'''
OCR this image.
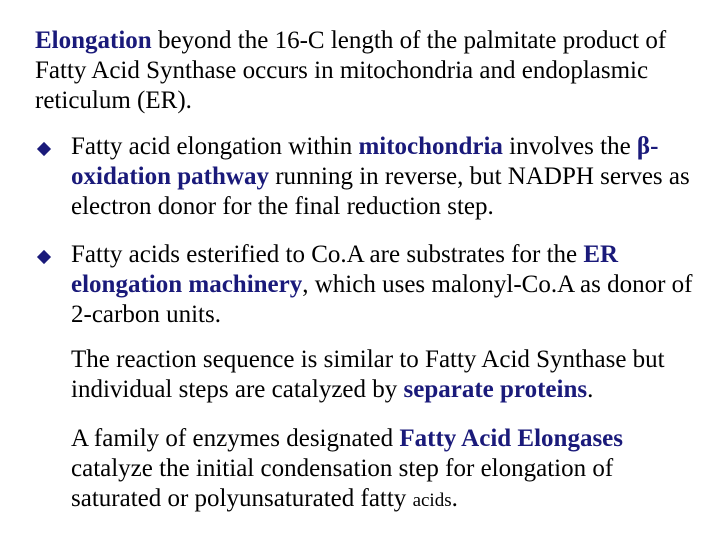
Elongation beyond the 16-C length of the palmitate product of Fatty Acid Synthase occurs in mitochondria and endoplasmic reticulum (ER).

Fatty acid elongation within mitochondria involves the β-oxidation pathway running in reverse, but NADPH serves as electron donor for the final reduction step.

Fatty acids esterified to Co.A are substrates for the ER elongation machinery, which uses malonyl-Co.A as donor of 2-carbon units.

The reaction sequence is similar to Fatty Acid Synthase but individual steps are catalyzed by separate proteins.

A family of enzymes designated Fatty Acid Elongases catalyze the initial condensation step for elongation of saturated or polyunsaturated fatty acids.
'''
- _YOUR INSTRUCTIONS_: Return the listing exactly as it appears, excluding any image.

- _TASK RESULT_:
OCR this image.
Elongation beyond the 16-C length of the palmitate product of Fatty Acid Synthase occurs in mitochondria and endoplasmic reticulum (ER).

Fatty acid elongation within mitochondria involves the β-oxidation pathway running in reverse, but NADPH serves as electron donor for the final reduction step.

Fatty acids esterified to Co.A are substrates for the ER elongation machinery, which uses malonyl-Co.A as donor of 2-carbon units.

The reaction sequence is similar to Fatty Acid Synthase but individual steps are catalyzed by separate proteins.

A family of enzymes designated Fatty Acid Elongases catalyze the initial condensation step for elongation of saturated or polyunsaturated fatty acids.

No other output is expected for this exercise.